## Material for this exercise
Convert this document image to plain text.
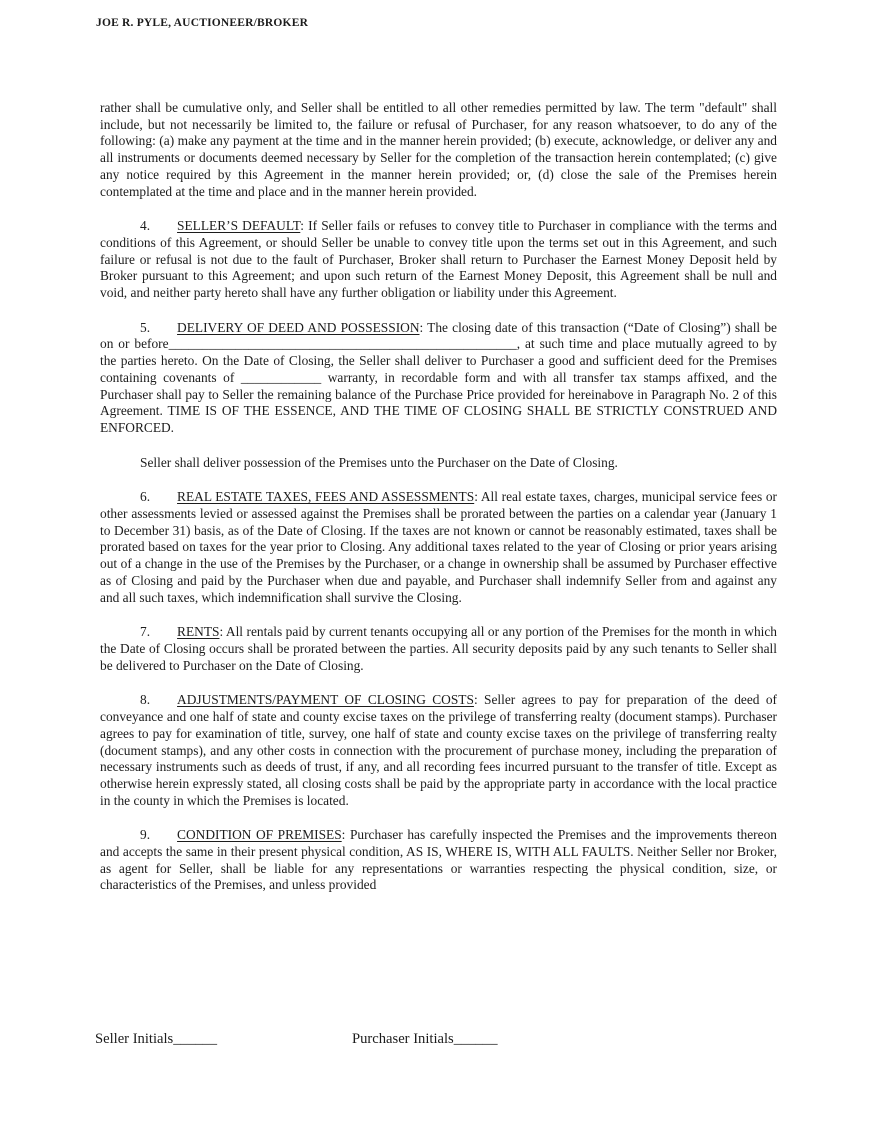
JOE R. PYLE, AUCTIONEER/BROKER

rather shall be cumulative only, and Seller shall be entitled to all other remedies permitted by law. The term "default" shall include, but not necessarily be limited to, the failure or refusal of Purchaser, for any reason whatsoever, to do any of the following: (a) make any payment at the time and in the manner herein provided; (b) execute, acknowledge, or deliver any and all instruments or documents deemed necessary by Seller for the completion of the transaction herein contemplated; (c) give any notice required by this Agreement in the manner herein provided; or, (d) close the sale of the Premises herein contemplated at the time and place and in the manner herein provided.

4. SELLER’S DEFAULT: If Seller fails or refuses to convey title to Purchaser in compliance with the terms and conditions of this Agreement, or should Seller be unable to convey title upon the terms set out in this Agreement, and such failure or refusal is not due to the fault of Purchaser, Broker shall return to Purchaser the Earnest Money Deposit held by Broker pursuant to this Agreement; and upon such return of the Earnest Money Deposit, this Agreement shall be null and void, and neither party hereto shall have any further obligation or liability under this Agreement.

5. DELIVERY OF DEED AND POSSESSION: The closing date of this transaction (“Date of Closing”) shall be on or before____________________________________________________, at such time and place mutually agreed to by the parties hereto. On the Date of Closing, the Seller shall deliver to Purchaser a good and sufficient deed for the Premises containing covenants of ____________ warranty, in recordable form and with all transfer tax stamps affixed, and the Purchaser shall pay to Seller the remaining balance of the Purchase Price provided for hereinabove in Paragraph No. 2 of this Agreement. TIME IS OF THE ESSENCE, AND THE TIME OF CLOSING SHALL BE STRICTLY CONSTRUED AND ENFORCED.

Seller shall deliver possession of the Premises unto the Purchaser on the Date of Closing.

6. REAL ESTATE TAXES, FEES AND ASSESSMENTS: All real estate taxes, charges, municipal service fees or other assessments levied or assessed against the Premises shall be prorated between the parties on a calendar year (January 1 to December 31) basis, as of the Date of Closing. If the taxes are not known or cannot be reasonably estimated, taxes shall be prorated based on taxes for the year prior to Closing. Any additional taxes related to the year of Closing or prior years arising out of a change in the use of the Premises by the Purchaser, or a change in ownership shall be assumed by Purchaser effective as of Closing and paid by the Purchaser when due and payable, and Purchaser shall indemnify Seller from and against any and all such taxes, which indemnification shall survive the Closing.

7. RENTS: All rentals paid by current tenants occupying all or any portion of the Premises for the month in which the Date of Closing occurs shall be prorated between the parties. All security deposits paid by any such tenants to Seller shall be delivered to Purchaser on the Date of Closing.

8. ADJUSTMENTS/PAYMENT OF CLOSING COSTS: Seller agrees to pay for preparation of the deed of conveyance and one half of state and county excise taxes on the privilege of transferring realty (document stamps). Purchaser agrees to pay for examination of title, survey, one half of state and county excise taxes on the privilege of transferring realty (document stamps), and any other costs in connection with the procurement of purchase money, including the preparation of necessary instruments such as deeds of trust, if any, and all recording fees incurred pursuant to the transfer of title. Except as otherwise herein expressly stated, all closing costs shall be paid by the appropriate party in accordance with the local practice in the county in which the Premises is located.

9. CONDITION OF PREMISES: Purchaser has carefully inspected the Premises and the improvements thereon and accepts the same in their present physical condition, AS IS, WHERE IS, WITH ALL FAULTS. Neither Seller nor Broker, as agent for Seller, shall be liable for any representations or warranties respecting the physical condition, size, or characteristics of the Premises, and unless provided

Seller Initials______	Purchaser Initials______
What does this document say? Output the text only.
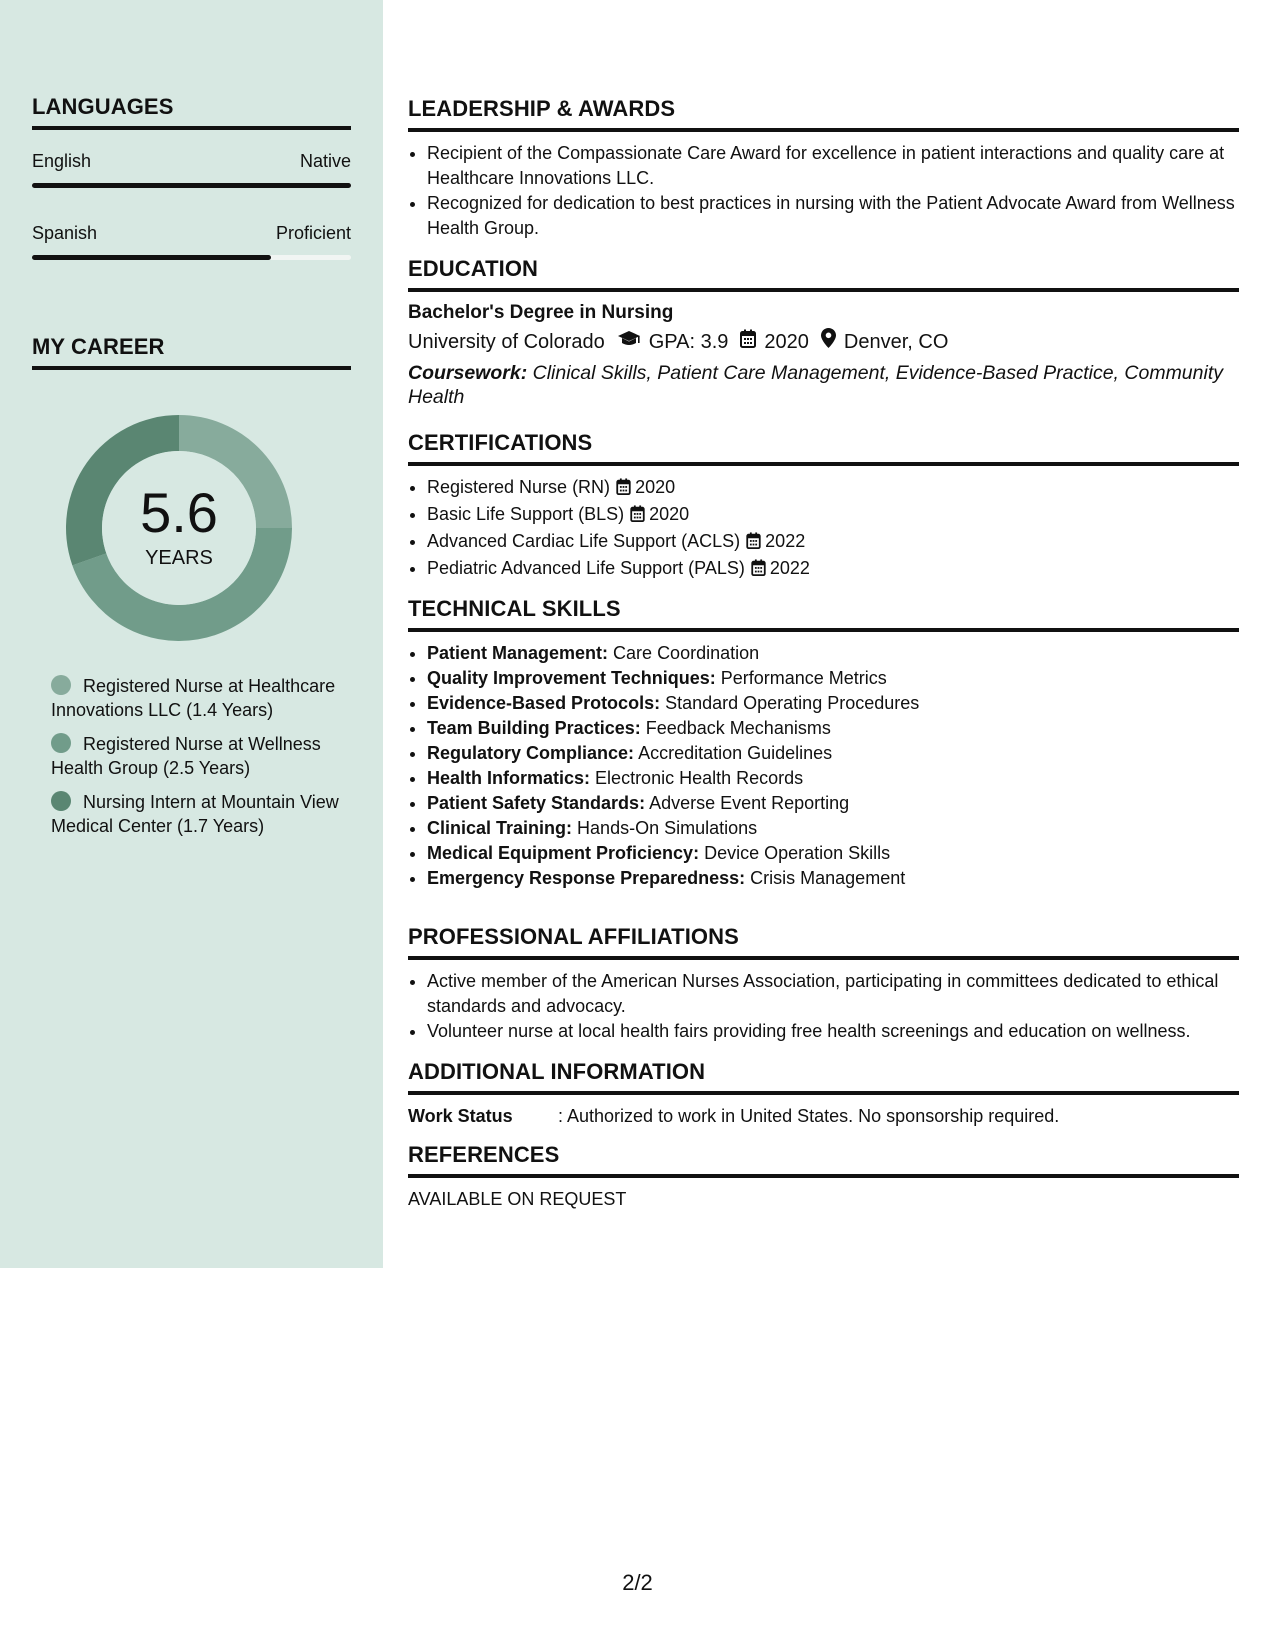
LANGUAGES
English	Native
Spanish	Proficient
MY CAREER
5.6
YEARS
Registered Nurse at Healthcare Innovations LLC (1.4 Years)
Registered Nurse at Wellness Health Group (2.5 Years)
Nursing Intern at Mountain View Medical Center (1.7 Years)
LEADERSHIP & AWARDS
• Recipient of the Compassionate Care Award for excellence in patient interactions and quality care at Healthcare Innovations LLC.
• Recognized for dedication to best practices in nursing with the Patient Advocate Award from Wellness Health Group.
EDUCATION
Bachelor's Degree in Nursing
University of Colorado GPA: 3.9 2020 Denver, CO
Coursework: Clinical Skills, Patient Care Management, Evidence-Based Practice, Community Health
CERTIFICATIONS
• Registered Nurse (RN) 2020
• Basic Life Support (BLS) 2020
• Advanced Cardiac Life Support (ACLS) 2022
• Pediatric Advanced Life Support (PALS) 2022
TECHNICAL SKILLS
• Patient Management: Care Coordination
• Quality Improvement Techniques: Performance Metrics
• Evidence-Based Protocols: Standard Operating Procedures
• Team Building Practices: Feedback Mechanisms
• Regulatory Compliance: Accreditation Guidelines
• Health Informatics: Electronic Health Records
• Patient Safety Standards: Adverse Event Reporting
• Clinical Training: Hands-On Simulations
• Medical Equipment Proficiency: Device Operation Skills
• Emergency Response Preparedness: Crisis Management
PROFESSIONAL AFFILIATIONS
• Active member of the American Nurses Association, participating in committees dedicated to ethical standards and advocacy.
• Volunteer nurse at local health fairs providing free health screenings and education on wellness.
ADDITIONAL INFORMATION
Work Status	: Authorized to work in United States. No sponsorship required.
REFERENCES
AVAILABLE ON REQUEST
2/2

## Exercise details
Repeat the listing verbatim. Skip the pictures.

## Result
Convert this document image to plain text.
JOE R. PYLE, AUCTIONEER/BROKER

rather shall be cumulative only, and Seller shall be entitled to all other remedies permitted by law. The term "default" shall include, but not necessarily be limited to, the failure or refusal of Purchaser, for any reason whatsoever, to do any of the following: (a) make any payment at the time and in the manner herein provided; (b) execute, acknowledge, or deliver any and all instruments or documents deemed necessary by Seller for the completion of the transaction herein contemplated; (c) give any notice required by this Agreement in the manner herein provided; or, (d) close the sale of the Premises herein contemplated at the time and place and in the manner herein provided.

4. SELLER’S DEFAULT: If Seller fails or refuses to convey title to Purchaser in compliance with the terms and conditions of this Agreement, or should Seller be unable to convey title upon the terms set out in this Agreement, and such failure or refusal is not due to the fault of Purchaser, Broker shall return to Purchaser the Earnest Money Deposit held by Broker pursuant to this Agreement; and upon such return of the Earnest Money Deposit, this Agreement shall be null and void, and neither party hereto shall have any further obligation or liability under this Agreement.

5. DELIVERY OF DEED AND POSSESSION: The closing date of this transaction (“Date of Closing”) shall be on or before____________________________________________________, at such time and place mutually agreed to by the parties hereto. On the Date of Closing, the Seller shall deliver to Purchaser a good and sufficient deed for the Premises containing covenants of ____________ warranty, in recordable form and with all transfer tax stamps affixed, and the Purchaser shall pay to Seller the remaining balance of the Purchase Price provided for hereinabove in Paragraph No. 2 of this Agreement. TIME IS OF THE ESSENCE, AND THE TIME OF CLOSING SHALL BE STRICTLY CONSTRUED AND ENFORCED.

Seller shall deliver possession of the Premises unto the Purchaser on the Date of Closing.

6. REAL ESTATE TAXES, FEES AND ASSESSMENTS: All real estate taxes, charges, municipal service fees or other assessments levied or assessed against the Premises shall be prorated between the parties on a calendar year (January 1 to December 31) basis, as of the Date of Closing. If the taxes are not known or cannot be reasonably estimated, taxes shall be prorated based on taxes for the year prior to Closing. Any additional taxes related to the year of Closing or prior years arising out of a change in the use of the Premises by the Purchaser, or a change in ownership shall be assumed by Purchaser effective as of Closing and paid by the Purchaser when due and payable, and Purchaser shall indemnify Seller from and against any and all such taxes, which indemnification shall survive the Closing.

7. RENTS: All rentals paid by current tenants occupying all or any portion of the Premises for the month in which the Date of Closing occurs shall be prorated between the parties. All security deposits paid by any such tenants to Seller shall be delivered to Purchaser on the Date of Closing.

8. ADJUSTMENTS/PAYMENT OF CLOSING COSTS: Seller agrees to pay for preparation of the deed of conveyance and one half of state and county excise taxes on the privilege of transferring realty (document stamps). Purchaser agrees to pay for examination of title, survey, one half of state and county excise taxes on the privilege of transferring realty (document stamps), and any other costs in connection with the procurement of purchase money, including the preparation of necessary instruments such as deeds of trust, if any, and all recording fees incurred pursuant to the transfer of title. Except as otherwise herein expressly stated, all closing costs shall be paid by the appropriate party in accordance with the local practice in the county in which the Premises is located.

9. CONDITION OF PREMISES: Purchaser has carefully inspected the Premises and the improvements thereon and accepts the same in their present physical condition, AS IS, WHERE IS, WITH ALL FAULTS. Neither Seller nor Broker, as agent for Seller, shall be liable for any representations or warranties respecting the physical condition, size, or characteristics of the Premises, and unless provided

Seller Initials______	Purchaser Initials______
What does this document say? Output the text only.
LANGUAGES
English	Native
Spanish	Proficient
MY CAREER
5.6
YEARS
Registered Nurse at Healthcare Innovations LLC (1.4 Years)
Registered Nurse at Wellness Health Group (2.5 Years)
Nursing Intern at Mountain View Medical Center (1.7 Years)
LEADERSHIP & AWARDS
• Recipient of the Compassionate Care Award for excellence in patient interactions and quality care at Healthcare Innovations LLC.
• Recognized for dedication to best practices in nursing with the Patient Advocate Award from Wellness Health Group.
EDUCATION
Bachelor's Degree in Nursing
University of Colorado GPA: 3.9 2020 Denver, CO
Coursework: Clinical Skills, Patient Care Management, Evidence-Based Practice, Community Health
CERTIFICATIONS
• Registered Nurse (RN) 2020
• Basic Life Support (BLS) 2020
• Advanced Cardiac Life Support (ACLS) 2022
• Pediatric Advanced Life Support (PALS) 2022
TECHNICAL SKILLS
• Patient Management: Care Coordination
• Quality Improvement Techniques: Performance Metrics
• Evidence-Based Protocols: Standard Operating Procedures
• Team Building Practices: Feedback Mechanisms
• Regulatory Compliance: Accreditation Guidelines
• Health Informatics: Electronic Health Records
• Patient Safety Standards: Adverse Event Reporting
• Clinical Training: Hands-On Simulations
• Medical Equipment Proficiency: Device Operation Skills
• Emergency Response Preparedness: Crisis Management
PROFESSIONAL AFFILIATIONS
• Active member of the American Nurses Association, participating in committees dedicated to ethical standards and advocacy.
• Volunteer nurse at local health fairs providing free health screenings and education on wellness.
ADDITIONAL INFORMATION
Work Status	: Authorized to work in United States. No sponsorship required.
REFERENCES
AVAILABLE ON REQUEST
2/2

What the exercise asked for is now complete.